> [DIRECTIVE] Tally the lines containing the word "Soil" and give the total alone.
-- BEGIN MATERIAL PROVIDED --
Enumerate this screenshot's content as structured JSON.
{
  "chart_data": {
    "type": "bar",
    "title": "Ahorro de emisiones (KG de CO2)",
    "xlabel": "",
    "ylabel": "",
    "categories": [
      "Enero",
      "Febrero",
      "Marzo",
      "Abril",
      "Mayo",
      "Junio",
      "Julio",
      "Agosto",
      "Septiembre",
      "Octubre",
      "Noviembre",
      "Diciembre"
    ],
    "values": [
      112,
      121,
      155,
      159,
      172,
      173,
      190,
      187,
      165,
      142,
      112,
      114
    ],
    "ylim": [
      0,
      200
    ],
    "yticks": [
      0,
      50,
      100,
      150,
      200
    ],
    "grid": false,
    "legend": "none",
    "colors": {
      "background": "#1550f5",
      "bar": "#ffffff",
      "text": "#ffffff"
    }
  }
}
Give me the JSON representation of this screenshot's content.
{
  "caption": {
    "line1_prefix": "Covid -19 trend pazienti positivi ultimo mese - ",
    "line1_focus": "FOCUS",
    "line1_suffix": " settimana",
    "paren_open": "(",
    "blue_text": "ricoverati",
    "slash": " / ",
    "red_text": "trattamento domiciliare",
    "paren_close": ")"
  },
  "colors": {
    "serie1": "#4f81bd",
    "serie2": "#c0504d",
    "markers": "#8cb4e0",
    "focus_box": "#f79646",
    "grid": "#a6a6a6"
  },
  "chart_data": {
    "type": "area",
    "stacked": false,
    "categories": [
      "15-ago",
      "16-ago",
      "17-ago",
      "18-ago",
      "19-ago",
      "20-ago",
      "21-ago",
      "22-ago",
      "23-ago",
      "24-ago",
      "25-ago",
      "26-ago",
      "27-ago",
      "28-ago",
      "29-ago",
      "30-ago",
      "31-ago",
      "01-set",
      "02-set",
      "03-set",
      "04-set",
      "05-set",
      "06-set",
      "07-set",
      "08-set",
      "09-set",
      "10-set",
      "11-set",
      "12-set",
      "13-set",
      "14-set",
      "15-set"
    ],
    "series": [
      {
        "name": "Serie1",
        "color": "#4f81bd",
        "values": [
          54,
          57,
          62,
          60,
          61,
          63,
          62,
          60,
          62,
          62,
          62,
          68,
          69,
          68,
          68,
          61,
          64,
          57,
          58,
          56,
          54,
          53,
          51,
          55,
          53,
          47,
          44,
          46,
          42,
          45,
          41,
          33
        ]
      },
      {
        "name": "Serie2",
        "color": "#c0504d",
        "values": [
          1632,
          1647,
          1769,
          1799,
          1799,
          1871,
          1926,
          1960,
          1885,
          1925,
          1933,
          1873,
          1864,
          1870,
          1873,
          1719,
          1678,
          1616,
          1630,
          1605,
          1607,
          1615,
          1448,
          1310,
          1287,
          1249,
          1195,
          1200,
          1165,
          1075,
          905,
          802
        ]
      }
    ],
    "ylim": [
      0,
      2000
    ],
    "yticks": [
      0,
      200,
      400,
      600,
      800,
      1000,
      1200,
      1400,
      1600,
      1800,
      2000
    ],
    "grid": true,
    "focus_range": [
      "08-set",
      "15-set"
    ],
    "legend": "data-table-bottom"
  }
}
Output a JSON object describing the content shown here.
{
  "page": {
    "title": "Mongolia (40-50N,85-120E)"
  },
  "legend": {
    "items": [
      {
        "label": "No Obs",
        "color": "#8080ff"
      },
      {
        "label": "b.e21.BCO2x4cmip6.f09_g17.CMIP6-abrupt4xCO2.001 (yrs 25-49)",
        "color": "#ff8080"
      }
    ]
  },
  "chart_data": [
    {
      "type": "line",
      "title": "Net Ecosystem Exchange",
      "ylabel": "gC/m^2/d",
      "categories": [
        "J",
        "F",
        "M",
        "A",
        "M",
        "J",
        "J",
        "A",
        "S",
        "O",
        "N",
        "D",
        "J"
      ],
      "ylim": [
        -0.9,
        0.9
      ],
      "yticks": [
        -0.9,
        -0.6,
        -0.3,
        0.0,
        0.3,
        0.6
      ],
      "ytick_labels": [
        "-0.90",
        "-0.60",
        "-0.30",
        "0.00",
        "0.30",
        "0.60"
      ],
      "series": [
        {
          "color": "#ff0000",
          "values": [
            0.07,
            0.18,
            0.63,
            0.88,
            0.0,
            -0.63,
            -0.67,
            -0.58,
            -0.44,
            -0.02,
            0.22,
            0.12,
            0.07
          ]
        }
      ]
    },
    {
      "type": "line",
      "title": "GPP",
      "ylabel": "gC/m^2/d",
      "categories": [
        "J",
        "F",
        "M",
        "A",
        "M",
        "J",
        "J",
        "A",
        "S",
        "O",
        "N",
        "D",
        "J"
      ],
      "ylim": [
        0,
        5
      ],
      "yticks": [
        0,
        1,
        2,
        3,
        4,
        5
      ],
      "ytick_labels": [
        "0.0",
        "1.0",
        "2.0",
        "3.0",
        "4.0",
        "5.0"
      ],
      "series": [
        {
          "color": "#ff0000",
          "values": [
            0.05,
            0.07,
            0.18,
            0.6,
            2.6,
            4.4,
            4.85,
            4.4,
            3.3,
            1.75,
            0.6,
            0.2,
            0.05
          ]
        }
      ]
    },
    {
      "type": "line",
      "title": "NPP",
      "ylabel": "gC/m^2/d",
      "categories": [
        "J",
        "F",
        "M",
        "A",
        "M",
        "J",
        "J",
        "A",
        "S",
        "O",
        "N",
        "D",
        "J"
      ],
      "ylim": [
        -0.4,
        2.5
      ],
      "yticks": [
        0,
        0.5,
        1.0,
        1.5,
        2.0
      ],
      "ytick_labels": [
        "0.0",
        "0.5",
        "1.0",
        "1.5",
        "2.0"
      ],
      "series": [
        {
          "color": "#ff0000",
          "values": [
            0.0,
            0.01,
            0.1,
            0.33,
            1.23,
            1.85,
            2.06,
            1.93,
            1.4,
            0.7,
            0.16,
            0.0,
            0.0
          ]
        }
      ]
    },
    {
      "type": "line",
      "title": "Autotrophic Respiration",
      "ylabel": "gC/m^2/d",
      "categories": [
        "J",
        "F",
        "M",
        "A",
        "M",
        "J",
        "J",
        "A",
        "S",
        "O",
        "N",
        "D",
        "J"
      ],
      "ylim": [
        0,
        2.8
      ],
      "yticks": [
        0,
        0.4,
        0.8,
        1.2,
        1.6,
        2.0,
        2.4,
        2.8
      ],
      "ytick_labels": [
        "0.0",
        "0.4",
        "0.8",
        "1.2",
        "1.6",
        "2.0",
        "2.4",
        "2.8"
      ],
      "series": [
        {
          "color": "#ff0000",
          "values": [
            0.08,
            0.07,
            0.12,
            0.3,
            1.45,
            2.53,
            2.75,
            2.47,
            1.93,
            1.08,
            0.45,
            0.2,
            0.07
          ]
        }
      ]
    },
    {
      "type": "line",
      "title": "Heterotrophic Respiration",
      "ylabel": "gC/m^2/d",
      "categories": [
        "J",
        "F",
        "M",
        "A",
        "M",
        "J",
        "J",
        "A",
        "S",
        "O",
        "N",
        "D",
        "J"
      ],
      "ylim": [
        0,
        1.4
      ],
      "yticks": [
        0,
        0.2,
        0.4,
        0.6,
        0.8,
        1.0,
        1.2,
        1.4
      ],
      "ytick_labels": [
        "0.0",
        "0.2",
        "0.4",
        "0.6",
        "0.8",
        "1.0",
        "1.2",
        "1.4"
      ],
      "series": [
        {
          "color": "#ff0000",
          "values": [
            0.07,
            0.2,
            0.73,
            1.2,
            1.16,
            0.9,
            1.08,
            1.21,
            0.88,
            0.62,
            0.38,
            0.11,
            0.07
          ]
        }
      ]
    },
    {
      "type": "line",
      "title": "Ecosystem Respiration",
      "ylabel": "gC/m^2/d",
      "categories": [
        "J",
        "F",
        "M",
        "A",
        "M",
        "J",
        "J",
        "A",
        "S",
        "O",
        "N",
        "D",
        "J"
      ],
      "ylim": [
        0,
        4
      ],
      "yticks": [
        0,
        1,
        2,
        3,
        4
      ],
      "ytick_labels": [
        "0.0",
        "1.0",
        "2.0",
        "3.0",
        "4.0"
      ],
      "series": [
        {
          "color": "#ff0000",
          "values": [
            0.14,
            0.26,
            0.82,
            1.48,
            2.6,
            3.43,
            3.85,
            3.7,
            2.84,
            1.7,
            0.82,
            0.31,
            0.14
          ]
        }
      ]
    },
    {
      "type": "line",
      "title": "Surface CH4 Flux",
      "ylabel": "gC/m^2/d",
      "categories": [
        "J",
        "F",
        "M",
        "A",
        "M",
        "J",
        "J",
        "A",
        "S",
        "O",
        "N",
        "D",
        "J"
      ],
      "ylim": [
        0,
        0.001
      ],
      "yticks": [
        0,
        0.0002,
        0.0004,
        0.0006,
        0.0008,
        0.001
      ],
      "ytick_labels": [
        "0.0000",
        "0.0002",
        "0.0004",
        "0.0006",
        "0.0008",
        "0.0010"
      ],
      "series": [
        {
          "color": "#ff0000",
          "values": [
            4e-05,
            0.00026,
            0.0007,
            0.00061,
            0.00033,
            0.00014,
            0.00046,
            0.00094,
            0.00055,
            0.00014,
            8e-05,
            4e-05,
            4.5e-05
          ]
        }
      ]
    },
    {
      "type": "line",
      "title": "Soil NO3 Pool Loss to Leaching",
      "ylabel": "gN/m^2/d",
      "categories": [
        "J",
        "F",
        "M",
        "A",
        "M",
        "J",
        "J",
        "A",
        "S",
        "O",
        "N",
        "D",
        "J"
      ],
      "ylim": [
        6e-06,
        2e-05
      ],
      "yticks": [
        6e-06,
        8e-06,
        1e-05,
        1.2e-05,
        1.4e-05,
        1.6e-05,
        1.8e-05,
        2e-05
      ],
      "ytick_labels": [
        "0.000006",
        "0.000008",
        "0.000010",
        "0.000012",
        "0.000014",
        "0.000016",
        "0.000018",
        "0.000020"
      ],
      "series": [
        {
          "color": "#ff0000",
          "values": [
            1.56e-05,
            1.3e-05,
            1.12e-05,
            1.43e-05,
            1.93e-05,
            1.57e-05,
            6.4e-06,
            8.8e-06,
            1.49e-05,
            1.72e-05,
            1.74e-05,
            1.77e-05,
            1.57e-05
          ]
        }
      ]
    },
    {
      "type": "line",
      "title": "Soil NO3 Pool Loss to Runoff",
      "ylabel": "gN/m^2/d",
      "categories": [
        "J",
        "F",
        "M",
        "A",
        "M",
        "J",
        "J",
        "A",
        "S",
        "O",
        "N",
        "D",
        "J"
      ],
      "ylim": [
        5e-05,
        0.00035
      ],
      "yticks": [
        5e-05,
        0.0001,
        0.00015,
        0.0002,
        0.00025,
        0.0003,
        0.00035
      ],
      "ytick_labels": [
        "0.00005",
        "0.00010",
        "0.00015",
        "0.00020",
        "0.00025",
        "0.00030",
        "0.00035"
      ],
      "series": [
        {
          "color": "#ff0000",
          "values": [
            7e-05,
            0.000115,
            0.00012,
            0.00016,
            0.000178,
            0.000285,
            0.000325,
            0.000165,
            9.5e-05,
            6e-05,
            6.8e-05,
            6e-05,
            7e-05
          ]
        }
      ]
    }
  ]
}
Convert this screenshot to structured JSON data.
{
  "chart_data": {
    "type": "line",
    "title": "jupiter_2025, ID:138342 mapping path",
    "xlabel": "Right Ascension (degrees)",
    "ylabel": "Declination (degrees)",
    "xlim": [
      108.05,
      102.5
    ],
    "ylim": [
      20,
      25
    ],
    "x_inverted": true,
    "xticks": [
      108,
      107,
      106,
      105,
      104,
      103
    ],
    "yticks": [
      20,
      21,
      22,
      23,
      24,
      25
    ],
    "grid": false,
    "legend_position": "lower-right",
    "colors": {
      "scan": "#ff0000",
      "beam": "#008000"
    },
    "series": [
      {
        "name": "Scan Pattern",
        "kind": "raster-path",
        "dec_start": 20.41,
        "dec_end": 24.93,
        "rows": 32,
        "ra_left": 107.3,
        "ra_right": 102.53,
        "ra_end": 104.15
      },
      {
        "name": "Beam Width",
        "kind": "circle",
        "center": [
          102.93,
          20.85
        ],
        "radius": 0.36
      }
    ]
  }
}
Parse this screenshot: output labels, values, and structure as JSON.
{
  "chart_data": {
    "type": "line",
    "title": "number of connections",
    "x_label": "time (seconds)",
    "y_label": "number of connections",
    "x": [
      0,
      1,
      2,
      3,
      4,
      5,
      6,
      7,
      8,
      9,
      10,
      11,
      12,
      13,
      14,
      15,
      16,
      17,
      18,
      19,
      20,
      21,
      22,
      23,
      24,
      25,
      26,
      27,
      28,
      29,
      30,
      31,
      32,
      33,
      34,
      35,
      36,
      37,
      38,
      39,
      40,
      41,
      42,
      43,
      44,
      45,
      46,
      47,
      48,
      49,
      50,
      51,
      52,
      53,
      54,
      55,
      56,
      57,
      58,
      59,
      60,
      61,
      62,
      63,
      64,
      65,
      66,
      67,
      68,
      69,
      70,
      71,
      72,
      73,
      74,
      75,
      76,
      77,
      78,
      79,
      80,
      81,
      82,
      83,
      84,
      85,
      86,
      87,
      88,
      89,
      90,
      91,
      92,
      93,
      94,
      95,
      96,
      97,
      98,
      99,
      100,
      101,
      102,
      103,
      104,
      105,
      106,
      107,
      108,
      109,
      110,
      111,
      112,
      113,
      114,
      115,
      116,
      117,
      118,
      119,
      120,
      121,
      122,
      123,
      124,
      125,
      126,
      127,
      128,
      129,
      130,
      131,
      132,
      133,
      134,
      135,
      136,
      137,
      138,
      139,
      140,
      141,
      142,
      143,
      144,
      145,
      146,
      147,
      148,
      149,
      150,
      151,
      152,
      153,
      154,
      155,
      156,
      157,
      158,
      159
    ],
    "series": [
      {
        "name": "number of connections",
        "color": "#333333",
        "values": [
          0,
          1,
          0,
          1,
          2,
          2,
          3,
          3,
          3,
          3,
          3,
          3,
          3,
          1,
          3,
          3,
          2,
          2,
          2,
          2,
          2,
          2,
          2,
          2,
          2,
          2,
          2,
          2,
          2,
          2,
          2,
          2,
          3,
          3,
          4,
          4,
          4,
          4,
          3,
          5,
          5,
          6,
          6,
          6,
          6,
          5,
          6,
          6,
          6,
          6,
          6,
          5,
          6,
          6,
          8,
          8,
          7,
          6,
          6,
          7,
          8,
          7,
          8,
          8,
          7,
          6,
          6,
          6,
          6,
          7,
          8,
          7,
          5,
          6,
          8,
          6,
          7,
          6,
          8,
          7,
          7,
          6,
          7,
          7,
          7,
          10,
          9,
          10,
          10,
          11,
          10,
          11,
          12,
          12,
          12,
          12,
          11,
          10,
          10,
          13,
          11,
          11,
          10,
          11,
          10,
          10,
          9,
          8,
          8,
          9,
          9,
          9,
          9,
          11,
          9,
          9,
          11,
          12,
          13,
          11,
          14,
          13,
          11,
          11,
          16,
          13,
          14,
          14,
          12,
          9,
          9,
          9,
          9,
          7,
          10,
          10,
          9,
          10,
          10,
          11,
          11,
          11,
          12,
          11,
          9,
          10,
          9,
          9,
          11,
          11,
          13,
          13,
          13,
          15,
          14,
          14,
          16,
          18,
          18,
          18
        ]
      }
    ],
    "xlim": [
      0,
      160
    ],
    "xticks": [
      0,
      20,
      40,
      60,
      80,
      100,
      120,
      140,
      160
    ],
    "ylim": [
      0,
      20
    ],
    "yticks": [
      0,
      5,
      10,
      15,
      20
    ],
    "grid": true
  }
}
-- END MATERIAL PROVIDED --
> [WRITTEN SOLUTION] 2